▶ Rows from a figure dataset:
──────────

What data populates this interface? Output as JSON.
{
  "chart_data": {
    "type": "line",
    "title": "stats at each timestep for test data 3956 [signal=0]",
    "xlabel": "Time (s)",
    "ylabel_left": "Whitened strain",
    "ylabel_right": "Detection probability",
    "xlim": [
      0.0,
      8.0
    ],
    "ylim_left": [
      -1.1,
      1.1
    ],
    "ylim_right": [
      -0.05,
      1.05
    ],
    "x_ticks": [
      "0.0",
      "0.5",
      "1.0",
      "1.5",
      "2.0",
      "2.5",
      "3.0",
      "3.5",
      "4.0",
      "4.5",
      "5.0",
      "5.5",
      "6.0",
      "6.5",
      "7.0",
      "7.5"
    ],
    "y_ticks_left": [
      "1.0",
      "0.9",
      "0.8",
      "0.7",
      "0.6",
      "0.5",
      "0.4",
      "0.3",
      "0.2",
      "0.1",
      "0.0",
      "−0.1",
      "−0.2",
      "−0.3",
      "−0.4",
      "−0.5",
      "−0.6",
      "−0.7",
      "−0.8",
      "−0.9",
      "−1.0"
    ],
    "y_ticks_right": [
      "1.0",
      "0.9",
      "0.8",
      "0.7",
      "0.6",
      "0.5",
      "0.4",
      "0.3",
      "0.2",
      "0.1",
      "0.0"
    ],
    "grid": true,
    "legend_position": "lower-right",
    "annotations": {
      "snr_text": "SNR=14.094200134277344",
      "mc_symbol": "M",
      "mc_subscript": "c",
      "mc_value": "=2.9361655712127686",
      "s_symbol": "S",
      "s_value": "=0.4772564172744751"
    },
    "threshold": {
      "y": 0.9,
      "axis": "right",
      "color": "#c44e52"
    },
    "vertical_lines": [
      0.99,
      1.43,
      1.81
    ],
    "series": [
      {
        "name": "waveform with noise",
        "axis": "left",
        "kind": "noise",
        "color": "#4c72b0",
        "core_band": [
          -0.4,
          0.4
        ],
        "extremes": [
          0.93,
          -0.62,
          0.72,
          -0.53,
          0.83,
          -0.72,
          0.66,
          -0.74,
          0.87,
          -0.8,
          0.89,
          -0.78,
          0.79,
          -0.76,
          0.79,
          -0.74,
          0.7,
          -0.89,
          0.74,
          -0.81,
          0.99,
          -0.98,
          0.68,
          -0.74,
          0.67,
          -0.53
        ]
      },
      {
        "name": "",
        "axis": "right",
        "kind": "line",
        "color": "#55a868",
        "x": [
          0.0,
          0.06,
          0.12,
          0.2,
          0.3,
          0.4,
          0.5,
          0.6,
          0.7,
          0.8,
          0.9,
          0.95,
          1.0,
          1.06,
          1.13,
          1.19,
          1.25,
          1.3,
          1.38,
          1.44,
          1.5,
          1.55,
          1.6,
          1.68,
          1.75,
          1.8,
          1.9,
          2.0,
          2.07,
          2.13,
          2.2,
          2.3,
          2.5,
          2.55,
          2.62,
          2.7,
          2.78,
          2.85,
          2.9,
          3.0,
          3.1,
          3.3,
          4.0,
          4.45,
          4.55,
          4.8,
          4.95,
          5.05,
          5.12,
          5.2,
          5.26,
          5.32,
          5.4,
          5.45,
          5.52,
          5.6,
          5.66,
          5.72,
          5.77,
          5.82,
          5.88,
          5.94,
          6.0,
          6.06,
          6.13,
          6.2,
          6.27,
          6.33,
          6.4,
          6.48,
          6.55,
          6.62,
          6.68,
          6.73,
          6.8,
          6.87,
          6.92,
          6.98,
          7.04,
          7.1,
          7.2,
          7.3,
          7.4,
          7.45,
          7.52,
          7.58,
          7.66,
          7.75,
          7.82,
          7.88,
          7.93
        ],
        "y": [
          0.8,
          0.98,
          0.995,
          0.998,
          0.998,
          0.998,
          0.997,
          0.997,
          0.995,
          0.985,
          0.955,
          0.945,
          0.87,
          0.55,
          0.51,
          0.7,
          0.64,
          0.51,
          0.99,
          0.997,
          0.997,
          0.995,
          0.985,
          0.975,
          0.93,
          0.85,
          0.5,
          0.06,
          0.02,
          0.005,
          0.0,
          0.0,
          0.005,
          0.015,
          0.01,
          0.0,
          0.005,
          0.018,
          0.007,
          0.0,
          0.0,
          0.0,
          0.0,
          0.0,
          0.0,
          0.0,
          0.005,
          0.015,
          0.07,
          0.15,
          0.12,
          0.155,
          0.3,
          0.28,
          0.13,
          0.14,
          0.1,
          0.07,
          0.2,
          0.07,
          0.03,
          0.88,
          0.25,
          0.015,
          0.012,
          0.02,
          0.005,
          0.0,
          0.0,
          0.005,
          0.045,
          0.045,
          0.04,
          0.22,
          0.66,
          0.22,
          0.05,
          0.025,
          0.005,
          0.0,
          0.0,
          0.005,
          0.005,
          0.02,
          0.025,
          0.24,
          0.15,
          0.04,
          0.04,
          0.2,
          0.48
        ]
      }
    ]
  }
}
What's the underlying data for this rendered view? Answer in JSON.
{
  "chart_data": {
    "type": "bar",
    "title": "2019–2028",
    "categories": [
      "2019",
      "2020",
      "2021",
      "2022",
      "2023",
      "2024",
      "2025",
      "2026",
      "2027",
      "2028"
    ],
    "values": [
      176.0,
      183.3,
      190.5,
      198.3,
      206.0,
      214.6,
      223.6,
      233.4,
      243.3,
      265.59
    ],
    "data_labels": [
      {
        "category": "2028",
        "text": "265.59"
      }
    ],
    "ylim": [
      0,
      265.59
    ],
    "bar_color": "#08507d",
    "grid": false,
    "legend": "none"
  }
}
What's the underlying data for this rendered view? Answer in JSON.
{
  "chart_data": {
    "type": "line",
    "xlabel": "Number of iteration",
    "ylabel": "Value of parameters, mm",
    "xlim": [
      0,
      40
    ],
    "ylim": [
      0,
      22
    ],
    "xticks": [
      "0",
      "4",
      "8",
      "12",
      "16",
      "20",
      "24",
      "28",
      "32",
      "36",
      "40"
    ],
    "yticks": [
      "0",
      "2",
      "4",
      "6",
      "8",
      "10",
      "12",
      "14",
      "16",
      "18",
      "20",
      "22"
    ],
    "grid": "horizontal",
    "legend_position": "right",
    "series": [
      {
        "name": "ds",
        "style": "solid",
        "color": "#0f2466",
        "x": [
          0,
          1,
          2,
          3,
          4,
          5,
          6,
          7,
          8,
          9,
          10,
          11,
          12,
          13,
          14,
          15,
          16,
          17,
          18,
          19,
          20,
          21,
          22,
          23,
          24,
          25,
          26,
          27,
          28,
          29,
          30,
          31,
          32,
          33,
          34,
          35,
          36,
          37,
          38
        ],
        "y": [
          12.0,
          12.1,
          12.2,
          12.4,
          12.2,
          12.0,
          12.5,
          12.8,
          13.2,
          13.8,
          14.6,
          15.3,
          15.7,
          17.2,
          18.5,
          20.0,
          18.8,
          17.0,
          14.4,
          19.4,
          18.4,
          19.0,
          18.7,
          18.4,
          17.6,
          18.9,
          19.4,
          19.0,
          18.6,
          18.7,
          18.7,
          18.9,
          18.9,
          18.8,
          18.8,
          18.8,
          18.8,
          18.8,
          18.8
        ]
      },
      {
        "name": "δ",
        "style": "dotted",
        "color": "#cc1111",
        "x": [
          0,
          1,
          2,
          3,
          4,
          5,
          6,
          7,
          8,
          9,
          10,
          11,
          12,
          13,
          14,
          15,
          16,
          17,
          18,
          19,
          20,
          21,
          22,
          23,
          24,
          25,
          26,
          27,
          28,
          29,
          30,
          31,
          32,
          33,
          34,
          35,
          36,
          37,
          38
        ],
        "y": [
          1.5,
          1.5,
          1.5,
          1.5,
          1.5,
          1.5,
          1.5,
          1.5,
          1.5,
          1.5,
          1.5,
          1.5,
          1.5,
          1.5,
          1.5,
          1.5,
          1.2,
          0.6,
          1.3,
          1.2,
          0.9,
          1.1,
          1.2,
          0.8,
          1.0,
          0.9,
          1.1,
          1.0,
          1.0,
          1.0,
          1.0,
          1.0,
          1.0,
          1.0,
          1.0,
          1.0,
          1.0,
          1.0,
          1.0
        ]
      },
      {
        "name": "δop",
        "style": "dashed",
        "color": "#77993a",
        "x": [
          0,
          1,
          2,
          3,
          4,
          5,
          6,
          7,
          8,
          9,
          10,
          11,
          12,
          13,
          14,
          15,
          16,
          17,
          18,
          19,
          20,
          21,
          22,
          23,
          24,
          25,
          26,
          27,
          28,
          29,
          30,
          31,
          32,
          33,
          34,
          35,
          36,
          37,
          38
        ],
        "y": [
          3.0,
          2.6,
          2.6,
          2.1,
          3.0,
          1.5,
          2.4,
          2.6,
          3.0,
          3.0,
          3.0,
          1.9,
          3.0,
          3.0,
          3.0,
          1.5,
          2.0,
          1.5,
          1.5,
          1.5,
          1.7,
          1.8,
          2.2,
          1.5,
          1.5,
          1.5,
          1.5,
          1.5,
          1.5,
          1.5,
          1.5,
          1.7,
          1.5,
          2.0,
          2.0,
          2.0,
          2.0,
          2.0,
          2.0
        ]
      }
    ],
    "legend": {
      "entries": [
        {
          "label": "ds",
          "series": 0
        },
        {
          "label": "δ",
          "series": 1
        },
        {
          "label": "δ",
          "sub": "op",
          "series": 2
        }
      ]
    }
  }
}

──────────

▶ THE PROBLEM: Where a line above holds the string "series", show that line.

▶ TASK OUTPUT:
    "series": [
    "series": [
          "series": 0
          "series": 1
          "series": 2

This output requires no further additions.